### TASK REQUIREMENTS
Gather the lines that hold the string "之类的话".

### THE DATA
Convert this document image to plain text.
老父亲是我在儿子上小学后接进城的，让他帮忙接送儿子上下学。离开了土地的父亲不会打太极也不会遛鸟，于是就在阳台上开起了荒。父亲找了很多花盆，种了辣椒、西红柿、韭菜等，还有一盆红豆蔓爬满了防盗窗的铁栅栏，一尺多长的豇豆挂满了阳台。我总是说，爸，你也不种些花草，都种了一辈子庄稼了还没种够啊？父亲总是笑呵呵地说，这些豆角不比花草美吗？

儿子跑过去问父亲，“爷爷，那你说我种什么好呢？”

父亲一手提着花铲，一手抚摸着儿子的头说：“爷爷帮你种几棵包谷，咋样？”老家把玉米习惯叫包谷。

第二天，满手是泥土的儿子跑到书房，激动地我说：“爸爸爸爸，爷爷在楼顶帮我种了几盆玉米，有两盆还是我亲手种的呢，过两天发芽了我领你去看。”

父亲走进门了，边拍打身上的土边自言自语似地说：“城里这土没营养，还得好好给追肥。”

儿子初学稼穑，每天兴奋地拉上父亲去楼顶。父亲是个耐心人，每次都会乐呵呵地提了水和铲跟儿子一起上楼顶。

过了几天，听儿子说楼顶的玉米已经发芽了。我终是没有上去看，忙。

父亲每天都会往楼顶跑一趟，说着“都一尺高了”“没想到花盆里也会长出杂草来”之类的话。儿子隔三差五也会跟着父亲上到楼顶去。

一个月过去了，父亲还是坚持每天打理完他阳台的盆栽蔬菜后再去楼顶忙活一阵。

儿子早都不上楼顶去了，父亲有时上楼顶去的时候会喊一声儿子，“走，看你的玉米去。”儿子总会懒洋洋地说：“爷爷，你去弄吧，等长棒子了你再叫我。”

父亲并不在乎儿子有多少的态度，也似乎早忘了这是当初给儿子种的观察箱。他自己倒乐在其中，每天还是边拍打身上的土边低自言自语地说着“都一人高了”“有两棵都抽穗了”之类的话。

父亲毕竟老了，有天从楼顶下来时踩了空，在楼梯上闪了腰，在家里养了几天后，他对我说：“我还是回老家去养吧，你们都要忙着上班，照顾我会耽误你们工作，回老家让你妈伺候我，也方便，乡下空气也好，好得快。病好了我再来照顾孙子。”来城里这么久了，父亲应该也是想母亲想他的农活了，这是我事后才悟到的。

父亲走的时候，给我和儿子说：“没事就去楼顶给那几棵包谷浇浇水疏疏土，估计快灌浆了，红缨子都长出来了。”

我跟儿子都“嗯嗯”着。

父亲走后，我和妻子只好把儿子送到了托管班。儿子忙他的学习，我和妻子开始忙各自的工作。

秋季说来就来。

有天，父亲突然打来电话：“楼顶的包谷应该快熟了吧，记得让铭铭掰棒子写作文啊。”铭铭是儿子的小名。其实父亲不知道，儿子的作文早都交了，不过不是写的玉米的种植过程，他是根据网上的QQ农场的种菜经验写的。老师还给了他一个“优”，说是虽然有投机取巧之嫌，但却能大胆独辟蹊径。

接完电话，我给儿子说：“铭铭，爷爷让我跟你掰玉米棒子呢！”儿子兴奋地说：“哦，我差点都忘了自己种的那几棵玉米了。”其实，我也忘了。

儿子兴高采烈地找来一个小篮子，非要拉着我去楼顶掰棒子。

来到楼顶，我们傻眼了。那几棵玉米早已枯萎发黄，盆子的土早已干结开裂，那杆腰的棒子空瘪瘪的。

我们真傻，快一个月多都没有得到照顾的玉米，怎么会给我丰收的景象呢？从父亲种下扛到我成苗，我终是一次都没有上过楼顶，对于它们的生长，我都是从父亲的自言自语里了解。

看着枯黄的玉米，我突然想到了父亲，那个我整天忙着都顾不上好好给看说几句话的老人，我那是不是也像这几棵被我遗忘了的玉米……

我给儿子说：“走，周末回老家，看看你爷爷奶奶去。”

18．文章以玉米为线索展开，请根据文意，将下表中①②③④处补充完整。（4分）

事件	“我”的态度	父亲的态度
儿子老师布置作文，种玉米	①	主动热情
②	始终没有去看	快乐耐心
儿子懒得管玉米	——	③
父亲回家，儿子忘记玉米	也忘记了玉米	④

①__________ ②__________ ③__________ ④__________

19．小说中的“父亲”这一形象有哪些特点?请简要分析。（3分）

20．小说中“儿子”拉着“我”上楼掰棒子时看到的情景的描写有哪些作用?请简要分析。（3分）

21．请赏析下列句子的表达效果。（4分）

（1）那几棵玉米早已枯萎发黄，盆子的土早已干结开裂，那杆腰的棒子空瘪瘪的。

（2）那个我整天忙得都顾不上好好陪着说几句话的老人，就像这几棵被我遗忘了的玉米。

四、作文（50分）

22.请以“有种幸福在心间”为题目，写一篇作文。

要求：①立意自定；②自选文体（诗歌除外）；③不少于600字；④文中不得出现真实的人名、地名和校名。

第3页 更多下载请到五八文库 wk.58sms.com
---
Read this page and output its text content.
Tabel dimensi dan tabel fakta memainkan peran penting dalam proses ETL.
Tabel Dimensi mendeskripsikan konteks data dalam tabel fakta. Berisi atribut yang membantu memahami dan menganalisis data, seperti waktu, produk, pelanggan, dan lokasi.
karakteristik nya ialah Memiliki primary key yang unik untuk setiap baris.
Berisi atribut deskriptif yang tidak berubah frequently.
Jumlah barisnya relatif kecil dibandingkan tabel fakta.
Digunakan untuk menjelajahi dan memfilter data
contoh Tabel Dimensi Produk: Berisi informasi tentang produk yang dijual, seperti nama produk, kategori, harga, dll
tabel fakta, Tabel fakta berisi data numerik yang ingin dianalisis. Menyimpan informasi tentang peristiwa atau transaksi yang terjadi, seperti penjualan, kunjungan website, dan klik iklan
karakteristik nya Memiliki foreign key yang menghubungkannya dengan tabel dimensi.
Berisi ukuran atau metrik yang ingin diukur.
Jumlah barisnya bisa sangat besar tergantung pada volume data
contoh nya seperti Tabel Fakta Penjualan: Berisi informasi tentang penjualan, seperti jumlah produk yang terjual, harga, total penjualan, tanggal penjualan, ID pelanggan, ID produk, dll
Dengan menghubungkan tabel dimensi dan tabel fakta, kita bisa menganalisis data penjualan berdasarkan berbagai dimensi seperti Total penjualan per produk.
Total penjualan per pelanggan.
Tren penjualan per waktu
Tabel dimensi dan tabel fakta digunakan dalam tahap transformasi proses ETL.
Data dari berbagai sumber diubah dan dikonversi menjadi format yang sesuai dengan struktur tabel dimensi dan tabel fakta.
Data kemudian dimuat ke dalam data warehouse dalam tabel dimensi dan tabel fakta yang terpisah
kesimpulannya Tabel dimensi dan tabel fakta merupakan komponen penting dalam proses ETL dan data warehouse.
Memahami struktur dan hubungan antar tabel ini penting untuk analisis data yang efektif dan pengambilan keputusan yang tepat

### SOLUTION TO THE EXERCISE
父亲每天都会往楼顶跑一趟，说着“都一尺高了”“没想到花盆里也会长出杂草来”之类的话。儿子隔三差五也会跟着父亲上到楼顶去。
父亲并不在乎儿子有多少的态度，也似乎早忘了这是当初给儿子种的观察箱。他自己倒乐在其中，每天还是边拍打身上的土边低自言自语地说着“都一人高了”“有两棵都抽穗了”之类的话。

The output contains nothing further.